対象の文章

↓

本記事はMMT解説ではありません。私がMMTをベースに理屈をこねくり回して考えたことを記事にしたものです。
当ブログは、こちらの複式簿記を説明した記事を読んでいただいている前提で書いています。未読の方は是非ご一読ください。
当ブログの中で「B払い」という用語を使うことがあります。これは私の造語なので、ググってもd払いが出てくるだけです。ただ、使わせてもらわないと不便極まりないので、普通に使います。
こちらの記事で"B払い"って何かを説明していますので、記事途中で「B払いって何やねんな☹️」ってなったらご覧ください。
目次
はじめに
「インフレ・デフレがどういう仕組みで起きるのかがよく分からない。」
これが長いこと私の悩みのタネでした。
三橋貴明さんがよくこの図↓を使って「需要が供給より大きくなればインフレに、逆ならデフレになる。」と言われます。
インフレデフレは需要と供給のバランスによって起こり、バランスが需要の方に傾いたときにはインフレが起こる。
たしかにそうです。実際にもそうなってますし、それは分かってるんです。
ただ、私がよく分からんと言ってるのは、そのもう一歩先というか、手前というか、「なんで需給バランスが需要側に傾いたら物価が上がるのか」ということなんです。
(´・ω・ `)<車が進む仕組みってどうなっとん?
( ゚д゚)<アクセル踏んだら進むよ。
(´・ω・ `)<いや、そうじゃなくて。
( ゚д゚)<なんやねんな。
(´・ω・ `)<それは分かっとんねん。ぼくが知りたいんは、なんでアクセル踏んだら車が進むんかっちゅうことや。
( ゚д゚)<そんなん知るかいな。
(´・ω・ `)<せやろな。
( ゚д゚)<しばくぞ。
MMT現代貨幣理論入門を読みました。
需給バランスによって起こると書いてありました。
財政赤字の神話: MMTと国民のための経済の誕生も読みました。
需給バランスによって起こると書いてありました。
マンキュー マクロ経済学Ⅰ入門篇(第4版)も読みました。
紙幣をいっぱい刷ったらインフレが起きると書いてありました。ハイハイワロスワロス。
仕方がないので、自分で考えてみることにしました。

↑

元の記録
↓

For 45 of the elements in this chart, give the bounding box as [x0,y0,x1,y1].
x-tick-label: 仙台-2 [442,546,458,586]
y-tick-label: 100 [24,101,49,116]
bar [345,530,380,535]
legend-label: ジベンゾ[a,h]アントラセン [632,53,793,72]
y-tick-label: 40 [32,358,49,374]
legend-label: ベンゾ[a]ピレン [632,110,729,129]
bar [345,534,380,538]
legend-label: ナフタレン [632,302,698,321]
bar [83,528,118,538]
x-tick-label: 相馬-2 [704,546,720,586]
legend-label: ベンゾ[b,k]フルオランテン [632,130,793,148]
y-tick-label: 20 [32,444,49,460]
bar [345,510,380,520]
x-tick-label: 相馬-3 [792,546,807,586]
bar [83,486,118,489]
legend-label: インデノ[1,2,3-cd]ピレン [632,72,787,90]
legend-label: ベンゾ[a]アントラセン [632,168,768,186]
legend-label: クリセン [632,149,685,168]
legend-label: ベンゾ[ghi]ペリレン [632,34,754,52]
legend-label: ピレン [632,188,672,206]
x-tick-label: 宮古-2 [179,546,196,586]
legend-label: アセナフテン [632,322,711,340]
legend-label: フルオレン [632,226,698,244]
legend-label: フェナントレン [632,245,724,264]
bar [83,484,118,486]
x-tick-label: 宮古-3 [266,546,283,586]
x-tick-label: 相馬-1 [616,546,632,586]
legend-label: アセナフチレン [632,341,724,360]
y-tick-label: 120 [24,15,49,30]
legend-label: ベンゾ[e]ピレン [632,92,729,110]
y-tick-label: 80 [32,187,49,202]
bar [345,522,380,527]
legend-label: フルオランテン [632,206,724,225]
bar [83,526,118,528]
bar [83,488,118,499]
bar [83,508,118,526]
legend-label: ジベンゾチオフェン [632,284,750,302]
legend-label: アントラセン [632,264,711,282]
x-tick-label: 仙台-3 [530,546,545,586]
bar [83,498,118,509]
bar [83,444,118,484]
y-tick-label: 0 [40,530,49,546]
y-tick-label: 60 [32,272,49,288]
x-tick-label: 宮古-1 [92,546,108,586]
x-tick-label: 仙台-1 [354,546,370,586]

↑

取り組む課題
(a) インフレの仕組みについての文章を読み、次の問いにそれぞれ答えてください。
(i) 三橋貴明さんによれば、需要が供給より大きくなると何が起こりますか。
(ii) マンキュー マクロ経済学Ⅰ入門篇(第4版)には、何をしたらインフレが起きると書いてありましたか。
(iii) 「B払い」という用語は誰の造語ですか。
(b) インフレの仕組みについての文章のうち、「三橋貴明さんがよくこの図↓を」から始まり「るのか」ということなんです。」まで続く部分を、一字一句変えずに書き出してください。
答えは文章の内容だけを手がかりにしてください。

期待される結果
(a)
(i) インフレが起こる。
(ii) 紙幣をいっぱい刷ったら。
(iii) 筆者の造語。

(b)
三橋貴明さんがよくこの図↓を使って「需要が供給より大きくなればインフレに、逆ならデフレになる。」と言われます。
インフレデフレは需要と供給のバランスによって起こり、バランスが需要の方に傾いたときにはインフレが起こる。
たしかにそうです。実際にもそうなってますし、それは分かってるんです。
ただ、私がよく分からんと言ってるのは、そのもう一歩先というか、手前というか、「なんで需給バランスが需要側に傾いたら物価が上がるのか」ということなんです。